Required tasks
a. In the review excerpt, condense the paragraph beginning "This manuscript presents a 2D analysis" into a short bulleted list that keeps its main points.
b. Reproduce the portion of the review excerpt between "CFD study of" and "beta in Eq (7)?", inclusive.

Excerpted passage
▬▬▬▬▬▬

The introduction is shortened as recommended (about 980) and the results and discussion has been enriched with more physical explanations (1080). The section with changes has been highlighted in the revised manuscript. 

Minor comments:

There are way too many typos and grammar errors such as
Line 15. An extra “.” after “fluid”.

Replay:

The extra “.” Is removed

Line 20. Amplitude of what?

Reply:

It has been modified “… five wavy amplitude of the channel shape for ….”

Line 28. An extra “or” before “channels”.

Reply:

The extra “or ” is removed.

Line 74. It should be “Beside these numerical studies,”.

Reply:

Corrected.

Line 121. Should be “2” and “3” should be superscripts.

Reply:

Corrected.

Line 123. “The SIMPLE FVM.”.

Reply:

Corrected.

Line 133. Should be “scale form A2”, right?

Reply:

Corrected.

Line 166. An extra space after “[43]”.

Reply:

Corrected.

Line 167. “the either”.

Reply:

Corrected.

It seems like the manuscript was not carefully prepared. The authors didn’t even delete the part explaining how references should be listed

Reply:

Corrected.

 and Fig. 9 does not have sub-figures (a) and (b).

Reply:

Corrected.

I’ll just stop here as there are too many mistakes; please double check the whole manuscript again.

Reply:

Done. The entire manuscript has been proof read.

I think the authors missed the figure legend for “0%, A_0.75” curve in Fig. 5(a).

Reply:

Corrected.

Author Response File: Author Response.pdf

Reviewer 2 Report

This manuscript presents a 2D analysis of a periodically fully developed flow through a wavy channel module. The paper is generally well-written. The results are clearly presented and conclusions are supported by the results. The study is potentially significant to the nanofluid community, in terms of potential techniques to enhance heat transfers in nanofluid. I suggest the manuscript to be accepted for publication after revision. Some specific comments are:

The first paragraph of the introduction is way too long. While there is a really short paragraph. I suggest the authors to adjust the introduction, by shortening unnecessary parts. Some recent works on nanofluid with Al2O3 may be worth mentioning in the literature review:

CFD study of heat transfer and fluid flow in a parabolic trough solar receiver with internal annular porous structure and synthetic oil–Al2O3 nanofluid

by Bozorg et al.

3. What's the physical meaning of beta in Eq (7)?

4. Please specify the quantity name and unit for the color legends in Figure 10.

5. Please fix the language and formatting issues 

Author Response

The authors would like to thank the reviewer for all comments.

▬▬▬▬▬▬

Material shown
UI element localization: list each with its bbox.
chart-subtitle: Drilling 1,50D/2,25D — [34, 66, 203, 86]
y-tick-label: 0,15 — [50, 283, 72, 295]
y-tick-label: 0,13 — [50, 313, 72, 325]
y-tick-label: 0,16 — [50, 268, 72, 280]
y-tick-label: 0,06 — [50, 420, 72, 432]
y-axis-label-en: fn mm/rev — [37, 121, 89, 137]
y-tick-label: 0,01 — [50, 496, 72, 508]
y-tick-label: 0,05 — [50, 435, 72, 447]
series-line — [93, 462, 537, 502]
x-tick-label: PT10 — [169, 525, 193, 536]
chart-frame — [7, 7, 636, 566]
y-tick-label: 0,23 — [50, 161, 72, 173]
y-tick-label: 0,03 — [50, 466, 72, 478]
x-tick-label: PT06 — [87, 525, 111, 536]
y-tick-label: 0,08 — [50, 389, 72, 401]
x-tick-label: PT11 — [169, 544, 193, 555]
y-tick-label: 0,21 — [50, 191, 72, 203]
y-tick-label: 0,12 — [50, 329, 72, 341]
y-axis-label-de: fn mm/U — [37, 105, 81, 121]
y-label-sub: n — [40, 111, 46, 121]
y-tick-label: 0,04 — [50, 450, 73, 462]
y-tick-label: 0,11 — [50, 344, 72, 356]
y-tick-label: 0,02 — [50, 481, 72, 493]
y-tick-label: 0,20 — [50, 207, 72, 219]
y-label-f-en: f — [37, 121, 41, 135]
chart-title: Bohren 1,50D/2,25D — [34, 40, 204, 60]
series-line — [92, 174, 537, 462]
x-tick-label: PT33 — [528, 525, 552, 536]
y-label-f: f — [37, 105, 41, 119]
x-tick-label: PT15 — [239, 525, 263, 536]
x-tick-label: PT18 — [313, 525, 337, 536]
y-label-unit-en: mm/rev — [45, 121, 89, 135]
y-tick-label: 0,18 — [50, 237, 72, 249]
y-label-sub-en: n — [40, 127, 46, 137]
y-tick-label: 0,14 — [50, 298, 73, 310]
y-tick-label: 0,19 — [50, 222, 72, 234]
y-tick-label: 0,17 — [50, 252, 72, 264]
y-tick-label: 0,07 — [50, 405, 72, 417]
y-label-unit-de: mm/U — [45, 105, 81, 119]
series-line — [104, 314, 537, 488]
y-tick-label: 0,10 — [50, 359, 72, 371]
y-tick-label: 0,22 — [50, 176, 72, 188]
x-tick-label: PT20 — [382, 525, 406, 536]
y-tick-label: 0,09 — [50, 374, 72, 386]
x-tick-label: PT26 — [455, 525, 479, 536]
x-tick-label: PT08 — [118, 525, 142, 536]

▬▬▬▬▬▬

Numbered answers
a.
- The manuscript gives a 2D analysis of periodically fully developed flow through a wavy channel module.
- It is generally well written, with clearly presented results and conclusions that the results support.
- The study may matter to the nanofluid community as a possible way to enhance heat transfer in nanofluids.
- The reviewer recommends acceptance after revision and lists specific comments.

b.
CFD study of heat transfer and fluid flow in a parabolic trough solar receiver with internal annular porous structure and synthetic oil–Al2O3 nanofluid

by Bozorg et al.

3. What's the physical meaning of beta in Eq (7)?